- _What is expected_
Retype the records below exactly as they appear, but leave out any pictures.

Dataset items

BEGIN

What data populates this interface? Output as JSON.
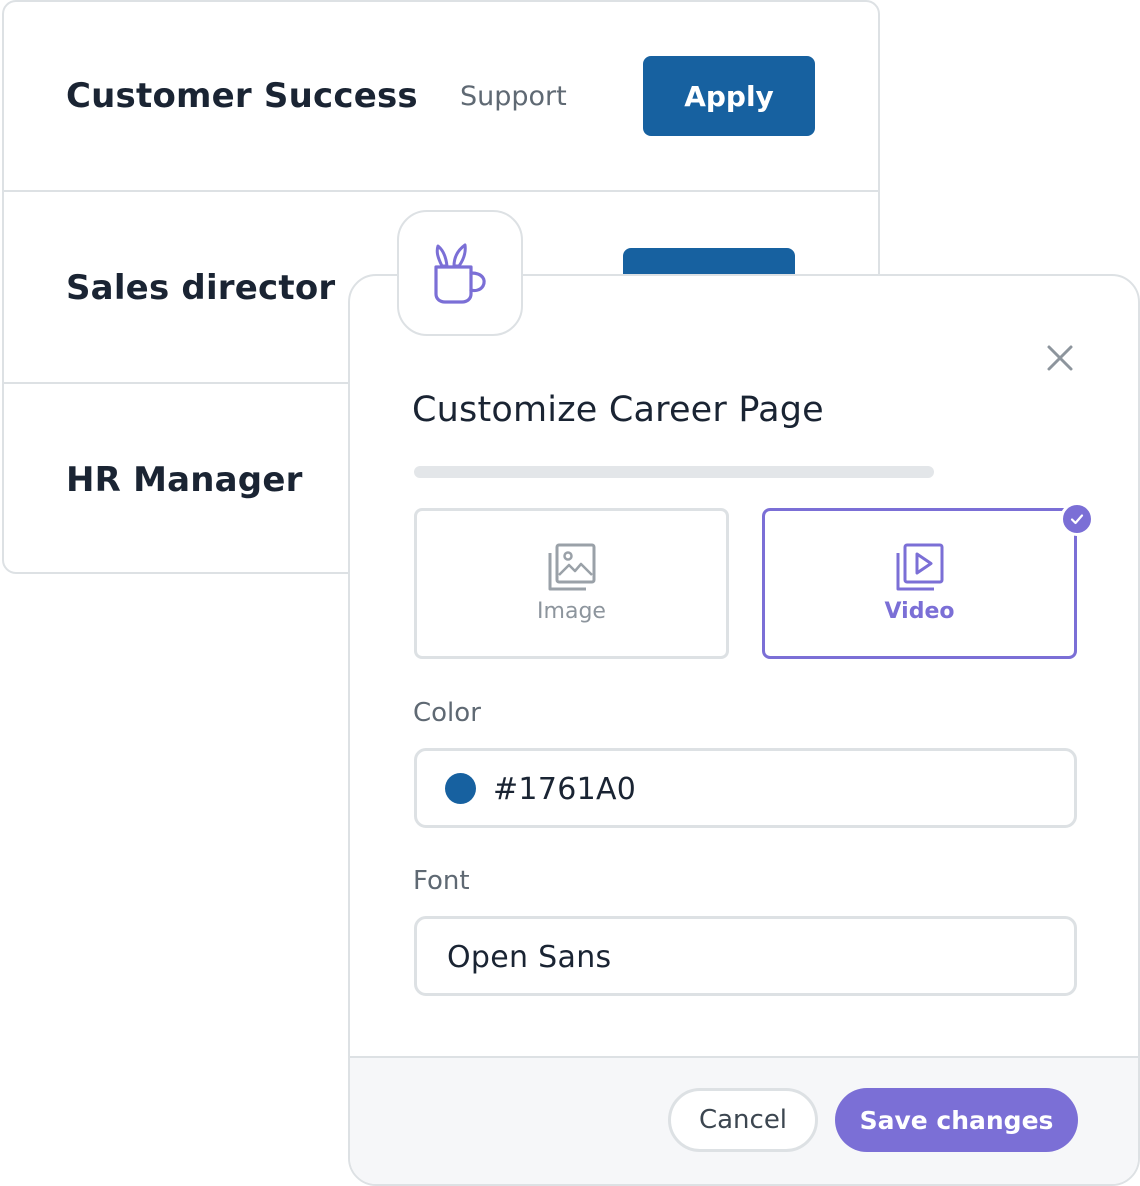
{
  "jobs": [
    {
      "title": "Customer Success",
      "department": "Support",
      "apply_label": "Apply"
    },
    {
      "title": "Sales director"
    },
    {
      "title": "HR Manager"
    }
  ],
  "modal": {
    "title": "Customize Career Page",
    "close_icon": "close-icon",
    "app_icon": "coffee-brush-icon",
    "progress": 0,
    "media_options": [
      {
        "label": "Image",
        "icon": "image-icon",
        "selected": false
      },
      {
        "label": "Video",
        "icon": "video-icon",
        "selected": true
      }
    ],
    "color_label": "Color",
    "color_value": "#1761A0",
    "font_label": "Font",
    "font_value": "Open Sans",
    "cancel_label": "Cancel",
    "save_label": "Save changes"
  },
  "colors": {
    "brand_blue": "#1761A0",
    "accent_purple": "#7B6FD6"
  }
}
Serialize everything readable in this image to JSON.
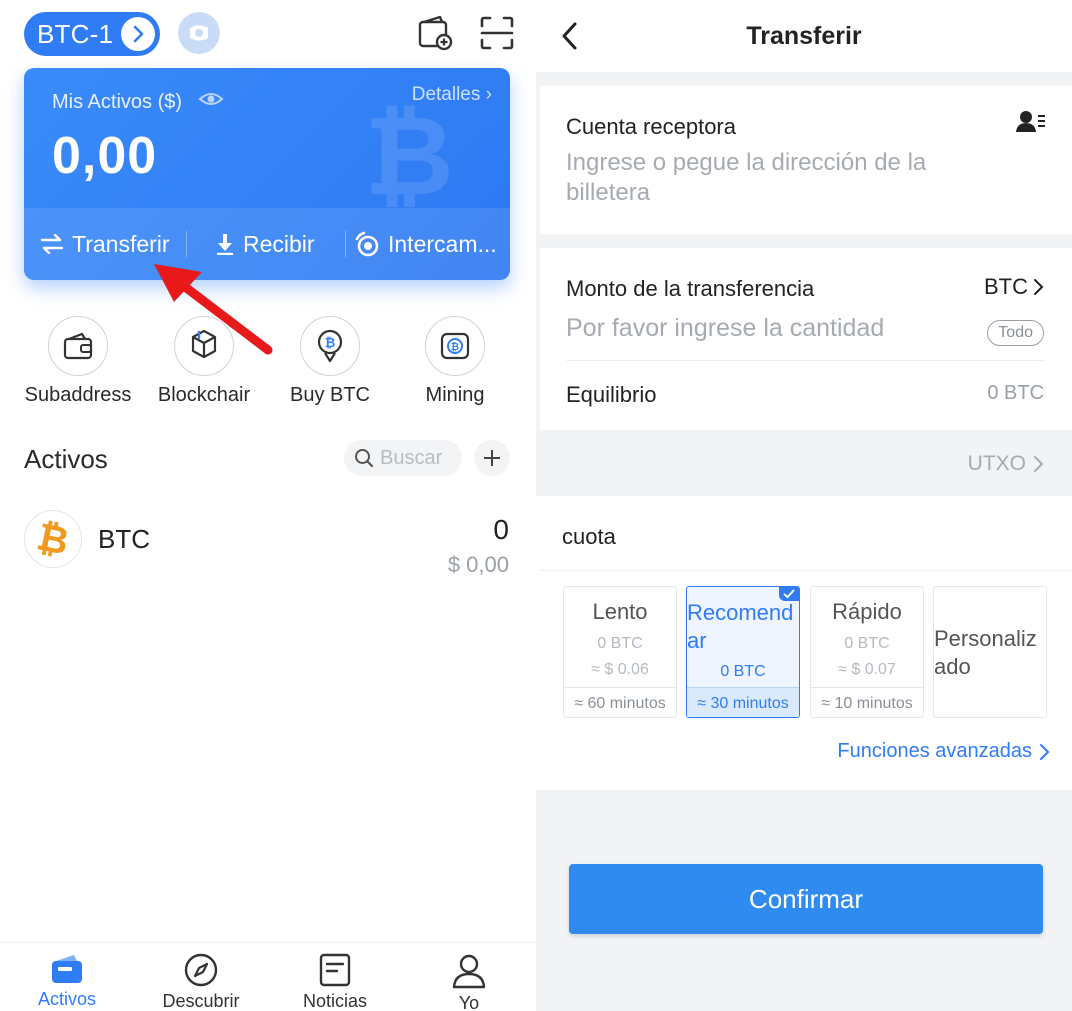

END

- _Task solution_
What data populates this interface? Output as JSON.
{
  "jobs": [
    {
      "title": "Customer Success",
      "department": "Support",
      "apply_label": "Apply"
    },
    {
      "title": "Sales director"
    },
    {
      "title": "HR Manager"
    }
  ],
  "modal": {
    "title": "Customize Career Page",
    "close_icon": "close-icon",
    "app_icon": "coffee-brush-icon",
    "progress": 0,
    "media_options": [
      {
        "label": "Image",
        "icon": "image-icon",
        "selected": false
      },
      {
        "label": "Video",
        "icon": "video-icon",
        "selected": true
      }
    ],
    "color_label": "Color",
    "color_value": "#1761A0",
    "font_label": "Font",
    "font_value": "Open Sans",
    "cancel_label": "Cancel",
    "save_label": "Save changes"
  },
  "colors": {
    "brand_blue": "#1761A0",
    "accent_purple": "#7B6FD6"
  }
}
Serialize everything readable in this image to JSON.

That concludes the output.